List all lines in the material below that contain "TenCTDT".

** START Extracted material **

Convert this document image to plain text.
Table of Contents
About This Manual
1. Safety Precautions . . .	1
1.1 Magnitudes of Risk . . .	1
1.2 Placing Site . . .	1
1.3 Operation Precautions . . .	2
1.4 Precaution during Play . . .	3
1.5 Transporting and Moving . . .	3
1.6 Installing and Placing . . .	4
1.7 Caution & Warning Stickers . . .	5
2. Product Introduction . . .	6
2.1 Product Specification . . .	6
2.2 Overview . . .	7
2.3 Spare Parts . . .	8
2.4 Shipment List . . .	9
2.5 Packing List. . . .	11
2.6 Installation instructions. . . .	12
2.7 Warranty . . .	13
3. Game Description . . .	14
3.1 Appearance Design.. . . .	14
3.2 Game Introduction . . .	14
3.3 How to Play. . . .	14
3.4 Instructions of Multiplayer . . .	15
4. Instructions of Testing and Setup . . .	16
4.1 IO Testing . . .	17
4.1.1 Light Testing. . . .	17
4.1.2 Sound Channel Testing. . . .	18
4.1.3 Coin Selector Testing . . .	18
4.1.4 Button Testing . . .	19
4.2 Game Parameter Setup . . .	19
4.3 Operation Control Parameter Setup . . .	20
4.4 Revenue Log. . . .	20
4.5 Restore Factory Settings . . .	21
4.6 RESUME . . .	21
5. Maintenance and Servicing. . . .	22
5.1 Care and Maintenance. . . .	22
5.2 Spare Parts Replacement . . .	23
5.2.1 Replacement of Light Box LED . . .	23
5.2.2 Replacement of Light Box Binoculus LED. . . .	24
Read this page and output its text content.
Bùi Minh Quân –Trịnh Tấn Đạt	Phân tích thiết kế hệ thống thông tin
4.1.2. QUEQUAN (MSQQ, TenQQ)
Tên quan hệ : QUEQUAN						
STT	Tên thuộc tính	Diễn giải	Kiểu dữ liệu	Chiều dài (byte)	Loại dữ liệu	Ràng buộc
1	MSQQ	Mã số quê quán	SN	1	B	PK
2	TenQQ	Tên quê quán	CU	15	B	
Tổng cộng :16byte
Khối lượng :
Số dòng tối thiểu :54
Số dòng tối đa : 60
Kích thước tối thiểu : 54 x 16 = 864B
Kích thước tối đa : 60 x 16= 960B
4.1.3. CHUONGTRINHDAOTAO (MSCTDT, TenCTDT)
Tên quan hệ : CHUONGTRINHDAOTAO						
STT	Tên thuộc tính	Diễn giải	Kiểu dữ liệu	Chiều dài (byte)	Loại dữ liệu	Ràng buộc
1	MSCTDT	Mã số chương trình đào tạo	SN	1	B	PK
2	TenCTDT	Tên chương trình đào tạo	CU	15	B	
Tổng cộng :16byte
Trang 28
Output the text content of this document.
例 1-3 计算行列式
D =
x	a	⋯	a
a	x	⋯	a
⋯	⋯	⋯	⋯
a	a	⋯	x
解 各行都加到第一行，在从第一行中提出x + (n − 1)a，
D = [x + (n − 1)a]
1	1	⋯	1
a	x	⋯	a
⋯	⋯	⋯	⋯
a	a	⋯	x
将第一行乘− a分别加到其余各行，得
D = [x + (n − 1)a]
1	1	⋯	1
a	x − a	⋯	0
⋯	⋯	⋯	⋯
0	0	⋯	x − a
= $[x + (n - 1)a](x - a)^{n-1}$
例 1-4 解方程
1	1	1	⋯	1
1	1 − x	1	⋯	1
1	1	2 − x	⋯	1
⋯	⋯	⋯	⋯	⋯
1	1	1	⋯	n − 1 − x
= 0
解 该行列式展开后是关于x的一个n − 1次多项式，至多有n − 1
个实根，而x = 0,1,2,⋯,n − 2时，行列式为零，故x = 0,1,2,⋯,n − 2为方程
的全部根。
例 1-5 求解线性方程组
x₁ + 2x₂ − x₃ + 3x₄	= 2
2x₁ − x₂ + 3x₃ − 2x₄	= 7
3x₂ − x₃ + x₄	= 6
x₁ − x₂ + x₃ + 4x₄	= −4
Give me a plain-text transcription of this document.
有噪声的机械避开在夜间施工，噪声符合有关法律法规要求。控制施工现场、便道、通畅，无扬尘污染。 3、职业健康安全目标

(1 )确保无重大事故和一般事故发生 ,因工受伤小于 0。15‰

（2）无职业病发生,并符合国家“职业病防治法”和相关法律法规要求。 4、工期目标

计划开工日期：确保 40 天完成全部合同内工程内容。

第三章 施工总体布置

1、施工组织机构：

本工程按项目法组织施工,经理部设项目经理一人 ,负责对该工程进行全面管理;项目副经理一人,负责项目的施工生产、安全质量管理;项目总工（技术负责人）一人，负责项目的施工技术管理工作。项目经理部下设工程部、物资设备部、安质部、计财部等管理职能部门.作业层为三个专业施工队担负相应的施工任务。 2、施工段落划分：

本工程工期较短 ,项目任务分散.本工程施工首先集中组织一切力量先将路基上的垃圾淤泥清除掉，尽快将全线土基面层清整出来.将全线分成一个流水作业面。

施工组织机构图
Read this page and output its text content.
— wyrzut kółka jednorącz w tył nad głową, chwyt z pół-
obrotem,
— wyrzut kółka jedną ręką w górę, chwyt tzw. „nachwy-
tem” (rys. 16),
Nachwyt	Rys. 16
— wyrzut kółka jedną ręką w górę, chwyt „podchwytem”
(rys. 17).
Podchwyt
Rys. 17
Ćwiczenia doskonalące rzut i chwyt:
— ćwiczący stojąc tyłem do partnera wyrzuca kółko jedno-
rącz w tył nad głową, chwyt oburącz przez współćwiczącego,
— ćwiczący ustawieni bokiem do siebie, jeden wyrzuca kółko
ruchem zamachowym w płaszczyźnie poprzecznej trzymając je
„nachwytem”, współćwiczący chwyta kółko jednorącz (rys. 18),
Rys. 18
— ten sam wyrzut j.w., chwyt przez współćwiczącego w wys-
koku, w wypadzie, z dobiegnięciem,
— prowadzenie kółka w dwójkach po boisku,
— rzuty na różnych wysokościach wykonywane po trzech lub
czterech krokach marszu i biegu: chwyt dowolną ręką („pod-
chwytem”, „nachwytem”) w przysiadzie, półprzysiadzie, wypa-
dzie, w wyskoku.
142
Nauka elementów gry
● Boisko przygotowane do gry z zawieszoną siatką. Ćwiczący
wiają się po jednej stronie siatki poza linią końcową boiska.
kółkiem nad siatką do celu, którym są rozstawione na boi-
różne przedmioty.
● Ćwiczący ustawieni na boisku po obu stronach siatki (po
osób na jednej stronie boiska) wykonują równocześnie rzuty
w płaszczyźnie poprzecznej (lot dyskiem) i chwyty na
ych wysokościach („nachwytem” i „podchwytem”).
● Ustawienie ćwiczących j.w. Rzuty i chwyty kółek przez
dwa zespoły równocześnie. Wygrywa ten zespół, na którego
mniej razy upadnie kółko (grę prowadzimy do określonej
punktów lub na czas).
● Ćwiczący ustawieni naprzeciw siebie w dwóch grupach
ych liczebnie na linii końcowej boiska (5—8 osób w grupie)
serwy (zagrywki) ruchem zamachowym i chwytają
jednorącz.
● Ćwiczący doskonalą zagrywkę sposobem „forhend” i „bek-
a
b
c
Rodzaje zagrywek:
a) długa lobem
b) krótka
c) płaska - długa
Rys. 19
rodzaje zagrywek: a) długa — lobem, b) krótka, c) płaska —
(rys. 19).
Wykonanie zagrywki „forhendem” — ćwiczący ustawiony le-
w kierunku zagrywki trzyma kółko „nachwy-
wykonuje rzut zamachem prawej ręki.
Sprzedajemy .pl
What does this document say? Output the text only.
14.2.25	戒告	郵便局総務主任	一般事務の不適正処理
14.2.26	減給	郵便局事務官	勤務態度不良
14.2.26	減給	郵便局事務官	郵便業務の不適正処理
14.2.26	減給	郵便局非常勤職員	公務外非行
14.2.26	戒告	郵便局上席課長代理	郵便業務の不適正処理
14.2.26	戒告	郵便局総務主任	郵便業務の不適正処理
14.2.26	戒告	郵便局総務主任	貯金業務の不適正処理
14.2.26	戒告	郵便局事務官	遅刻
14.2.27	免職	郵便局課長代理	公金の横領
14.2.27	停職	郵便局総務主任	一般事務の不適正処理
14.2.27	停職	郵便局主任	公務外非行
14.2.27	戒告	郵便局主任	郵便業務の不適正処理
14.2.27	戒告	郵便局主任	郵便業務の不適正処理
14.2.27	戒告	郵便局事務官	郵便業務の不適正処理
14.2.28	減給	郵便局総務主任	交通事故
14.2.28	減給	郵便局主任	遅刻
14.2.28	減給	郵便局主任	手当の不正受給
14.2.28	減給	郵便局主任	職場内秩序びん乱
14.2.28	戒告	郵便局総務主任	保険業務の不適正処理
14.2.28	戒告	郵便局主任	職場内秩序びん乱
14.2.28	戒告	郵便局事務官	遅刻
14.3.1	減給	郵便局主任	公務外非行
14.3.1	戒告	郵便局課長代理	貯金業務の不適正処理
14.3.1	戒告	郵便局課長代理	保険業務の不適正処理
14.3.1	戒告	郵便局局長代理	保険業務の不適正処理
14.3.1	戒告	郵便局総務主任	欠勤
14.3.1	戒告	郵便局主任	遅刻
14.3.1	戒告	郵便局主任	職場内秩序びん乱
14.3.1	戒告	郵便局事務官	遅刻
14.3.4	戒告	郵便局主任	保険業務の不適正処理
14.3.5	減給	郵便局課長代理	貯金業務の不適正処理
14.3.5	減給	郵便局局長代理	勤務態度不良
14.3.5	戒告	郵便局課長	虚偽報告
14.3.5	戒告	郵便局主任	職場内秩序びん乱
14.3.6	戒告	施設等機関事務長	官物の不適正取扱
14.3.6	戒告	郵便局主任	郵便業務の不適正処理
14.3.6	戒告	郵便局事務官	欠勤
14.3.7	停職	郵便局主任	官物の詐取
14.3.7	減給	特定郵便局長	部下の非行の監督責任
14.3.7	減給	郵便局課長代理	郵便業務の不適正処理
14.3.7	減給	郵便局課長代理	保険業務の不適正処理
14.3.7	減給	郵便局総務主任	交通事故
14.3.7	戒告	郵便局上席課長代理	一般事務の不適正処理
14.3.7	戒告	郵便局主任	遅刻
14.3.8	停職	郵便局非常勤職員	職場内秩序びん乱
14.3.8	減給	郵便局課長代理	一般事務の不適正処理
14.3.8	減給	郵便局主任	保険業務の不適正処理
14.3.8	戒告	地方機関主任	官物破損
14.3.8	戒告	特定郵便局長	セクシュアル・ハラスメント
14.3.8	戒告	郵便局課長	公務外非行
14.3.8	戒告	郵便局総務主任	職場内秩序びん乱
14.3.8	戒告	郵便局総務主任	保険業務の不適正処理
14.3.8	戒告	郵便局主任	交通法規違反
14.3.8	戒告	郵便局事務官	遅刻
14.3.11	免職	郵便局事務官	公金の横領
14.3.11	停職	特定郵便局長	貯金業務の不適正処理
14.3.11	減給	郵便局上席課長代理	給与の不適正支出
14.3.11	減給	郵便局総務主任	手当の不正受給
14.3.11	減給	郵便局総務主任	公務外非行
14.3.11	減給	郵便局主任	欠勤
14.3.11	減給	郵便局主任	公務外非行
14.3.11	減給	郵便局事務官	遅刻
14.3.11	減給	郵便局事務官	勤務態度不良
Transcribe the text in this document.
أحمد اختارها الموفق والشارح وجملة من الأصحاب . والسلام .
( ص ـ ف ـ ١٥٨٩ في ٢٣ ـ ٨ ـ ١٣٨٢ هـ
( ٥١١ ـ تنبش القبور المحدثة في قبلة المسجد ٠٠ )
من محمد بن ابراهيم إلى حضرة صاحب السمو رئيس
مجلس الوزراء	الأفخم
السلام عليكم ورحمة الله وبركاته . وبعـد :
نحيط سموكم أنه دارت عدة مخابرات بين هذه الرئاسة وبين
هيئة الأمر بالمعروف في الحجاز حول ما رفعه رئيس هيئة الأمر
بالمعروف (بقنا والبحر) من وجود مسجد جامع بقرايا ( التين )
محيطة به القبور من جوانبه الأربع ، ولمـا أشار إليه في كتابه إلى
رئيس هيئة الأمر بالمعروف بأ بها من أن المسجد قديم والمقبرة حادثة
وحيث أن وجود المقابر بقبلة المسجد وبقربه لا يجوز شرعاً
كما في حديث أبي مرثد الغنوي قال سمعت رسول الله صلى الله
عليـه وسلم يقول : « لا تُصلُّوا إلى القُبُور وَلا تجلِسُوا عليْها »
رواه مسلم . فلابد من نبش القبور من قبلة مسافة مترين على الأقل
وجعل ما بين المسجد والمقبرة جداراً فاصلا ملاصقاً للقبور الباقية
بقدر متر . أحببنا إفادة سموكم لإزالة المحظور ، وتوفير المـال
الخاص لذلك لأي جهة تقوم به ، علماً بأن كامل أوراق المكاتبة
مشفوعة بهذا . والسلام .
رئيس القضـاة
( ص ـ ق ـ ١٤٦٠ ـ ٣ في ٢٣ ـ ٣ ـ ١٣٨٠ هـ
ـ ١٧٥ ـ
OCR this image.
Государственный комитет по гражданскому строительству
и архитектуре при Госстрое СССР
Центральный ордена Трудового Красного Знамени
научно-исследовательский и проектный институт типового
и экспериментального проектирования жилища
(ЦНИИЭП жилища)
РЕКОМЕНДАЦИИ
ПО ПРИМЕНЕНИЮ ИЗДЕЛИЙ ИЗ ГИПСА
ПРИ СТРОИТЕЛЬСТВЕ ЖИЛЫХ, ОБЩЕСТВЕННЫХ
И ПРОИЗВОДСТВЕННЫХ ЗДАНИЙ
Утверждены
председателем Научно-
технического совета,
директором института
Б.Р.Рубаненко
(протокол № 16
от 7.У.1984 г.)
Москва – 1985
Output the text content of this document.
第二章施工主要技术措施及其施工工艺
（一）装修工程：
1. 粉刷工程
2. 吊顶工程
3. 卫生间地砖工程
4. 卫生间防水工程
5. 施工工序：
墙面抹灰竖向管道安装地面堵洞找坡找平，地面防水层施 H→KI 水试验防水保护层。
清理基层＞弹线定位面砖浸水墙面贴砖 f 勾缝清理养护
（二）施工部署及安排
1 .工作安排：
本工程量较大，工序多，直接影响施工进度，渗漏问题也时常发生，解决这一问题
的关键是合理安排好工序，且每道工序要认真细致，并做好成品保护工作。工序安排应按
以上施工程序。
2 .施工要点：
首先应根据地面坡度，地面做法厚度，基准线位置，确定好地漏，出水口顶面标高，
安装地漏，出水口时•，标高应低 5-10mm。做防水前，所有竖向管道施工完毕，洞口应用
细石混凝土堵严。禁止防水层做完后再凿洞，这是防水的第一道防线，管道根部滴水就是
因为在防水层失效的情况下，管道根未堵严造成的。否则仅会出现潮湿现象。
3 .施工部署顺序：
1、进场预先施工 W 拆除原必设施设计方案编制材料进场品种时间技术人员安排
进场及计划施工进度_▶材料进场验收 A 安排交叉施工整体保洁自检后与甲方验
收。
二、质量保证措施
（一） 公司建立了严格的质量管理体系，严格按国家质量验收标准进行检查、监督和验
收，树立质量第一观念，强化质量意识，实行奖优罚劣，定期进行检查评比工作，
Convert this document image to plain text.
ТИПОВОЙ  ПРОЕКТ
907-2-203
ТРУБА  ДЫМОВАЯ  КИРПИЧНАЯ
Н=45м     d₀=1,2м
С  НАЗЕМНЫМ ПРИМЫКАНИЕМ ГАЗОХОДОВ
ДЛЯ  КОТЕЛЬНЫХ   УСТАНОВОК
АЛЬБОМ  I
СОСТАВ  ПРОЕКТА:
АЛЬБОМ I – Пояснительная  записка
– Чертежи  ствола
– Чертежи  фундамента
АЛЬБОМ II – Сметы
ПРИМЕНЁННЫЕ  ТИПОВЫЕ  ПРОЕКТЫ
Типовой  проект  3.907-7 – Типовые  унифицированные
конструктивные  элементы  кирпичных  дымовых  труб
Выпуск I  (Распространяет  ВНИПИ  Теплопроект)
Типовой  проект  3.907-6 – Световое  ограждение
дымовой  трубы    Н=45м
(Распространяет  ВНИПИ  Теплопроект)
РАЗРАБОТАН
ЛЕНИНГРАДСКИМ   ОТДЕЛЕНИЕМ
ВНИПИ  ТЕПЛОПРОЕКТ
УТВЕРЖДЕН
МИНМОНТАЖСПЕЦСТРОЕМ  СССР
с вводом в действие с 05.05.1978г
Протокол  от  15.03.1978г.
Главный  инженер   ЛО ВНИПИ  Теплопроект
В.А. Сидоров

** END Extracted material **

Solution to this task:
4.1.3. CHUONGTRINHDAOTAO (MSCTDT, TenCTDT)
2	TenCTDT	Tên chương trình đào tạo	CU	15	B	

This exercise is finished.